** 課題 1 **
本文で取り上げられている本の題名をすべて挙げよ。

******

2016年9月25日日曜日

鬱屈精神科医,占いにすがる

春日武彦 2015 太田出版

春日武彦氏の著作は,前から好きで,よく読んでましたが,このところご無沙汰していたので久しぶりに目に止まり買って読んだら,うううむ,あれれれ,こんなにネットリした感じの文章を書く人だったっけ,まるで別人とまでは行かないけれど,昔はもうちょっとドライというかシニカルというか,アンニュイだけれどストイックというか,なんかそういう感じの人だと思っていたけど,こんなにウェットで湿度の高い書きっぷりでものを書く人だったっけ,と,そんな感想です。なんか,スマートなキレ味がすっかり抜けて,なんだかとってもネバネバドロドロな感じ。

シニカルで,世間から少し距離を置いた,厭世的というか,諦観してる感じが良かったんだけれど,タイトルに偽りなく,ことごとく「鬱屈」していて,なんだか妙に人間的というか俗っぽいというか,あまりにも普通すぎて,申し訳ないけれど,この程度の思索だったら,なんか素人の私的な自伝(自分史)読んでるみたいで,なんだか読むに値しないなぁと思い,途中で断念しました。

もともとこういう文章だったのかもしれず,そうなれば,原因は読み手である僕自身が変わったのかもしれず,春日氏が変わったのではない可能性も高い。しかし,もう,諦観したシニカルな文章は,書かないのかね。

2016年9月15日木曜日

「モテない人」と「仕事がない人」の習慣:ダメ男,38のエピソード

ヒロシ 2016 バジリコ

結果的には,芸人・ヒロシ氏の半生をざっくり綴ったエッセイで,まぁ,面白かったけれど,タイトルは全然中身とフィットしていない。せいぜい副題が中身を示しているぐらいで,本題は,ちょっとどうかと思う。

ヒロシ氏が,その独自の視点で,「モテない人」と「仕事がない人」の習慣を38の視点から分析する,というものを想像していたけれど,全然違いました。要するに,繰り返しますが,エッセイです。

発見は,ヒロシ氏が,僕と同学年だった,という事実です。いや,もっとずっと若いかと思ってました。応援します。

2016年9月14日水曜日

「超」入門!論理トレーニング

横山雅彦 2016 ちくま新書

本書は,論理(ロジック)とは何かを丁寧に解説した入門書ですが,一方で,よくよく考えれば「日本人にとっての”入門書”」であることに思い至るわけで,そのことから,本書は文化論でもあります。

******

** 課題 2 **
記録から「configuration」という文字列を含む行をすべて抜き出せ。大文字と小文字は区別するものとする。

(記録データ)
******

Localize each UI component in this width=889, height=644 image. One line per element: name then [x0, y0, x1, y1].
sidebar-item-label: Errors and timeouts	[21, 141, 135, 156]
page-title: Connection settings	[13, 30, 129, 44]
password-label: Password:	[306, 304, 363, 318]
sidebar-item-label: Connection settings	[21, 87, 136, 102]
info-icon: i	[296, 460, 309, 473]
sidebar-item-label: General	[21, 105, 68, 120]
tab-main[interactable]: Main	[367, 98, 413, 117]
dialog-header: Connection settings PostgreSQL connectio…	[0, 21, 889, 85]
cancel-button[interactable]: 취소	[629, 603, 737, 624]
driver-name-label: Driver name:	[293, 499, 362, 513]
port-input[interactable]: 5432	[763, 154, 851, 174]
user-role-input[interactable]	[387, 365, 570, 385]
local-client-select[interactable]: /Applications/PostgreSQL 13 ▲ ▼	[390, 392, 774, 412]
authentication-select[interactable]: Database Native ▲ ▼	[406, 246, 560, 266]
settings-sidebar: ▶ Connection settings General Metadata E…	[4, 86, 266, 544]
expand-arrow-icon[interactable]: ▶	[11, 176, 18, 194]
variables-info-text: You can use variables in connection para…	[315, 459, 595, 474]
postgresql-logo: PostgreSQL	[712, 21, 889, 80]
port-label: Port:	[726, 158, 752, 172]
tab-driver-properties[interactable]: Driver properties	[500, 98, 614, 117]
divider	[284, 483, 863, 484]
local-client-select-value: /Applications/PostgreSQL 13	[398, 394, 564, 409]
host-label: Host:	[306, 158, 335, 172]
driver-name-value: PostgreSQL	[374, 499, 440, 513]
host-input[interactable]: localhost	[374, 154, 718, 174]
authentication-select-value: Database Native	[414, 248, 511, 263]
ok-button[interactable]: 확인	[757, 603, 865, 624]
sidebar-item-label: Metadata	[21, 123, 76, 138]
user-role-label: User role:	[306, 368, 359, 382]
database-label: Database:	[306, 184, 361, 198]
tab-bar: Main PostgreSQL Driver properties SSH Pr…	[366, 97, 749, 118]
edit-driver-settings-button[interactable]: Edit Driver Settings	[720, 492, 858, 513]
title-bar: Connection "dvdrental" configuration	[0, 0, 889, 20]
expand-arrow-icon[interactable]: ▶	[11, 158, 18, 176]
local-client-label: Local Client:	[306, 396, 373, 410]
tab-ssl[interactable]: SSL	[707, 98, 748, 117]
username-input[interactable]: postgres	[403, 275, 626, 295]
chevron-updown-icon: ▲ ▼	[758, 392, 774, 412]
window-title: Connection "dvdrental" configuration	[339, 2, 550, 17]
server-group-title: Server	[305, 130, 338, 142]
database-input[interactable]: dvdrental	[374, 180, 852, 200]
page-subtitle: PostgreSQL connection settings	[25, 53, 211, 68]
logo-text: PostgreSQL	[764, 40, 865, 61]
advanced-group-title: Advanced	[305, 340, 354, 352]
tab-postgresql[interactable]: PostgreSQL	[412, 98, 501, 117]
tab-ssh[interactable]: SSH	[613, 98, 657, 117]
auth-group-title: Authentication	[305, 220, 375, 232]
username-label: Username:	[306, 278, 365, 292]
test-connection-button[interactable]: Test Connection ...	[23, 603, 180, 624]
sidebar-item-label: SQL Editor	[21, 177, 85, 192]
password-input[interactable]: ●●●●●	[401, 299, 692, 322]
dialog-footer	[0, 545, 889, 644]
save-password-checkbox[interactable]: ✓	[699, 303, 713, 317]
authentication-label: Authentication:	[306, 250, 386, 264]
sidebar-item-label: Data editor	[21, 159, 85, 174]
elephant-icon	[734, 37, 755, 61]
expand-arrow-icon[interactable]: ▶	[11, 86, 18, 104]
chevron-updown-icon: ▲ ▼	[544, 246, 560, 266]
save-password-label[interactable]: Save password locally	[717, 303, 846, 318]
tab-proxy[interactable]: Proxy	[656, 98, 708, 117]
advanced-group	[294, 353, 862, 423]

******

** 解答例 1 **
鬱屈精神科医,占いにすがる
「モテない人」と「仕事がない人」の習慣:ダメ男,38のエピソード
「超」入門!論理トレーニング

** 解答例 2 **
title-bar: Connection "dvdrental" configuration	[0, 0, 889, 20]
window-title: Connection "dvdrental" configuration	[339, 2, 550, 17]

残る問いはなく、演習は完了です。